GIVEN TASK :: Your task is to repeat all of the data exactly while excluding the pictures.

EXTRACTED MATERIAL ::
----

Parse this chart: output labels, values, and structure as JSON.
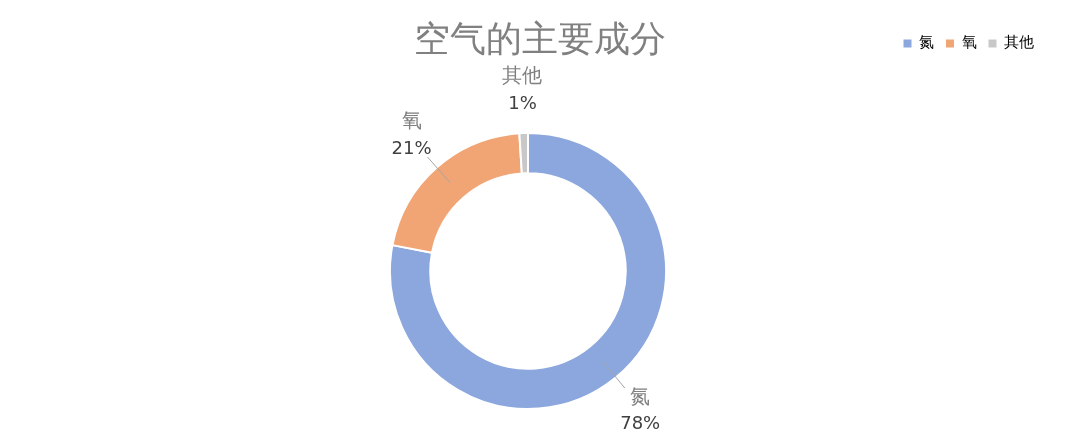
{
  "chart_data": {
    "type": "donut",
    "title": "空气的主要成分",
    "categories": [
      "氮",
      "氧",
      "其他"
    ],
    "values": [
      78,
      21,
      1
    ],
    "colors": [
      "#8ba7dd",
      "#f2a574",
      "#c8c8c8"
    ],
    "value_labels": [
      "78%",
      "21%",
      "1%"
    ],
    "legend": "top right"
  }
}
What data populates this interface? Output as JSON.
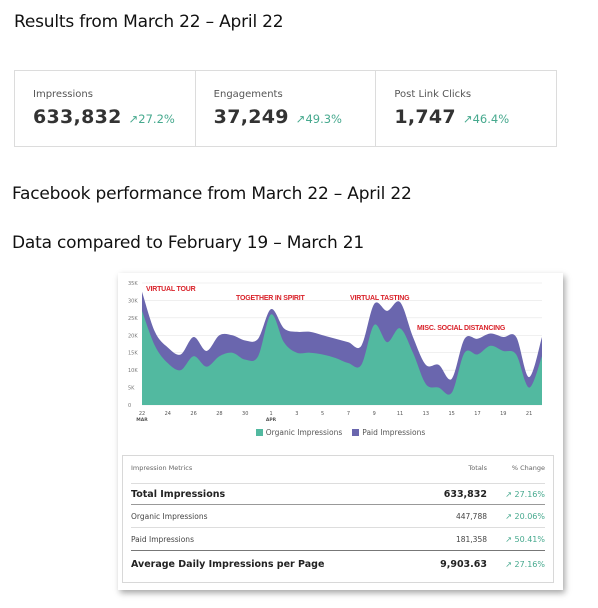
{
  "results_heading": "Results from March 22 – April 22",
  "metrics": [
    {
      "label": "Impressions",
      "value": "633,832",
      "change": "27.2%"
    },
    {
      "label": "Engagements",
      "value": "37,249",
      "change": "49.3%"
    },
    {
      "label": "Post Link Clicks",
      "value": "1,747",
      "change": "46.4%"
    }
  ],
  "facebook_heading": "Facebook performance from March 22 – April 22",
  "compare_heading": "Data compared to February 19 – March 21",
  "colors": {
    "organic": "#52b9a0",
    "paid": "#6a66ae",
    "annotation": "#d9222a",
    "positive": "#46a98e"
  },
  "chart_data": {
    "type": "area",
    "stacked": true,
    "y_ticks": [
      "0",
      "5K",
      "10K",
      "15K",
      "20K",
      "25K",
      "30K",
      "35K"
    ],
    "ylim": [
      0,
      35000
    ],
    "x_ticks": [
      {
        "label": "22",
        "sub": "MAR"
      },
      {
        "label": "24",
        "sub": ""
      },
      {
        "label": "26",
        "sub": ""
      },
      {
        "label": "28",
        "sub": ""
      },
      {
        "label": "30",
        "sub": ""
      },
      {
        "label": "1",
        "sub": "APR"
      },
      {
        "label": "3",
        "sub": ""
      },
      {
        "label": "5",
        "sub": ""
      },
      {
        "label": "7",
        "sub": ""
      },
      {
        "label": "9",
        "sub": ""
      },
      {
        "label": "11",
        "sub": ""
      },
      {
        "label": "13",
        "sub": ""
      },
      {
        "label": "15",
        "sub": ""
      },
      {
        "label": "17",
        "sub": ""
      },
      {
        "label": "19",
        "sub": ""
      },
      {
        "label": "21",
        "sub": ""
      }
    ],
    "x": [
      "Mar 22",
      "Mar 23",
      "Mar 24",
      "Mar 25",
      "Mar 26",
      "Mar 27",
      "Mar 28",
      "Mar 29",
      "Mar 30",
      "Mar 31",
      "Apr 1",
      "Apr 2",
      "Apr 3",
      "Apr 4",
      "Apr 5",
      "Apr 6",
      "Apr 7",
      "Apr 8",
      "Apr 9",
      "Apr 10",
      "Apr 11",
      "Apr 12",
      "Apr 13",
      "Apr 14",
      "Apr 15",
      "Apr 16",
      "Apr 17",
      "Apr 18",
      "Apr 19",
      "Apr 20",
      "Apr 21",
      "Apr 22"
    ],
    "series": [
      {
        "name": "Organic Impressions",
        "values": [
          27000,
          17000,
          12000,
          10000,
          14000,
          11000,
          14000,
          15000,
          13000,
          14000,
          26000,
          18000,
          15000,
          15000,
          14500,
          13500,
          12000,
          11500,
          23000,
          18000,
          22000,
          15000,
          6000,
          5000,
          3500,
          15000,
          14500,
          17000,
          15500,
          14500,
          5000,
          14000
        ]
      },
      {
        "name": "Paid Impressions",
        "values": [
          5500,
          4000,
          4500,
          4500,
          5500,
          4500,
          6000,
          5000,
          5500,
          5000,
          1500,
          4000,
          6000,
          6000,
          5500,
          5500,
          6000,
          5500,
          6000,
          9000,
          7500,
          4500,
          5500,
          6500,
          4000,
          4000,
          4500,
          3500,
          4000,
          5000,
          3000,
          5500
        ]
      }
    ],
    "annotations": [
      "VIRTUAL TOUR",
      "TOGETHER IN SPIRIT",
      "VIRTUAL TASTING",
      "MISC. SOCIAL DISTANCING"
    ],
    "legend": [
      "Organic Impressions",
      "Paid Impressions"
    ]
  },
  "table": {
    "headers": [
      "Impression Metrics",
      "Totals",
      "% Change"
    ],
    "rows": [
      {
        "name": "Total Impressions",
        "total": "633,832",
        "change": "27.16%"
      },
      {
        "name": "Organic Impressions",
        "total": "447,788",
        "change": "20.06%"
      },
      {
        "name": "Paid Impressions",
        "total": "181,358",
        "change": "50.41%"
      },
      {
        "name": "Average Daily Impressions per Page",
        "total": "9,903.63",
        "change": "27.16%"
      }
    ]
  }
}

----

EXERCISE SOLUTION ::
Parse this chart: output labels, values, and structure as JSON.
{
  "chart_data": {
    "type": "donut",
    "title": "空气的主要成分",
    "categories": [
      "氮",
      "氧",
      "其他"
    ],
    "values": [
      78,
      21,
      1
    ],
    "colors": [
      "#8ba7dd",
      "#f2a574",
      "#c8c8c8"
    ],
    "value_labels": [
      "78%",
      "21%",
      "1%"
    ],
    "legend": "top right"
  }
}
What data populates this interface? Output as JSON.
{
  "results_heading": "Results from March 22 – April 22",
  "metrics": [
    {
      "label": "Impressions",
      "value": "633,832",
      "change": "27.2%"
    },
    {
      "label": "Engagements",
      "value": "37,249",
      "change": "49.3%"
    },
    {
      "label": "Post Link Clicks",
      "value": "1,747",
      "change": "46.4%"
    }
  ],
  "facebook_heading": "Facebook performance from March 22 – April 22",
  "compare_heading": "Data compared to February 19 – March 21",
  "colors": {
    "organic": "#52b9a0",
    "paid": "#6a66ae",
    "annotation": "#d9222a",
    "positive": "#46a98e"
  },
  "chart_data": {
    "type": "area",
    "stacked": true,
    "y_ticks": [
      "0",
      "5K",
      "10K",
      "15K",
      "20K",
      "25K",
      "30K",
      "35K"
    ],
    "ylim": [
      0,
      35000
    ],
    "x_ticks": [
      {
        "label": "22",
        "sub": "MAR"
      },
      {
        "label": "24",
        "sub": ""
      },
      {
        "label": "26",
        "sub": ""
      },
      {
        "label": "28",
        "sub": ""
      },
      {
        "label": "30",
        "sub": ""
      },
      {
        "label": "1",
        "sub": "APR"
      },
      {
        "label": "3",
        "sub": ""
      },
      {
        "label": "5",
        "sub": ""
      },
      {
        "label": "7",
        "sub": ""
      },
      {
        "label": "9",
        "sub": ""
      },
      {
        "label": "11",
        "sub": ""
      },
      {
        "label": "13",
        "sub": ""
      },
      {
        "label": "15",
        "sub": ""
      },
      {
        "label": "17",
        "sub": ""
      },
      {
        "label": "19",
        "sub": ""
      },
      {
        "label": "21",
        "sub": ""
      }
    ],
    "x": [
      "Mar 22",
      "Mar 23",
      "Mar 24",
      "Mar 25",
      "Mar 26",
      "Mar 27",
      "Mar 28",
      "Mar 29",
      "Mar 30",
      "Mar 31",
      "Apr 1",
      "Apr 2",
      "Apr 3",
      "Apr 4",
      "Apr 5",
      "Apr 6",
      "Apr 7",
      "Apr 8",
      "Apr 9",
      "Apr 10",
      "Apr 11",
      "Apr 12",
      "Apr 13",
      "Apr 14",
      "Apr 15",
      "Apr 16",
      "Apr 17",
      "Apr 18",
      "Apr 19",
      "Apr 20",
      "Apr 21",
      "Apr 22"
    ],
    "series": [
      {
        "name": "Organic Impressions",
        "values": [
          27000,
          17000,
          12000,
          10000,
          14000,
          11000,
          14000,
          15000,
          13000,
          14000,
          26000,
          18000,
          15000,
          15000,
          14500,
          13500,
          12000,
          11500,
          23000,
          18000,
          22000,
          15000,
          6000,
          5000,
          3500,
          15000,
          14500,
          17000,
          15500,
          14500,
          5000,
          14000
        ]
      },
      {
        "name": "Paid Impressions",
        "values": [
          5500,
          4000,
          4500,
          4500,
          5500,
          4500,
          6000,
          5000,
          5500,
          5000,
          1500,
          4000,
          6000,
          6000,
          5500,
          5500,
          6000,
          5500,
          6000,
          9000,
          7500,
          4500,
          5500,
          6500,
          4000,
          4000,
          4500,
          3500,
          4000,
          5000,
          3000,
          5500
        ]
      }
    ],
    "annotations": [
      "VIRTUAL TOUR",
      "TOGETHER IN SPIRIT",
      "VIRTUAL TASTING",
      "MISC. SOCIAL DISTANCING"
    ],
    "legend": [
      "Organic Impressions",
      "Paid Impressions"
    ]
  },
  "table": {
    "headers": [
      "Impression Metrics",
      "Totals",
      "% Change"
    ],
    "rows": [
      {
        "name": "Total Impressions",
        "total": "633,832",
        "change": "27.16%"
      },
      {
        "name": "Organic Impressions",
        "total": "447,788",
        "change": "20.06%"
      },
      {
        "name": "Paid Impressions",
        "total": "181,358",
        "change": "50.41%"
      },
      {
        "name": "Average Daily Impressions per Page",
        "total": "9,903.63",
        "change": "27.16%"
      }
    ]
  }
}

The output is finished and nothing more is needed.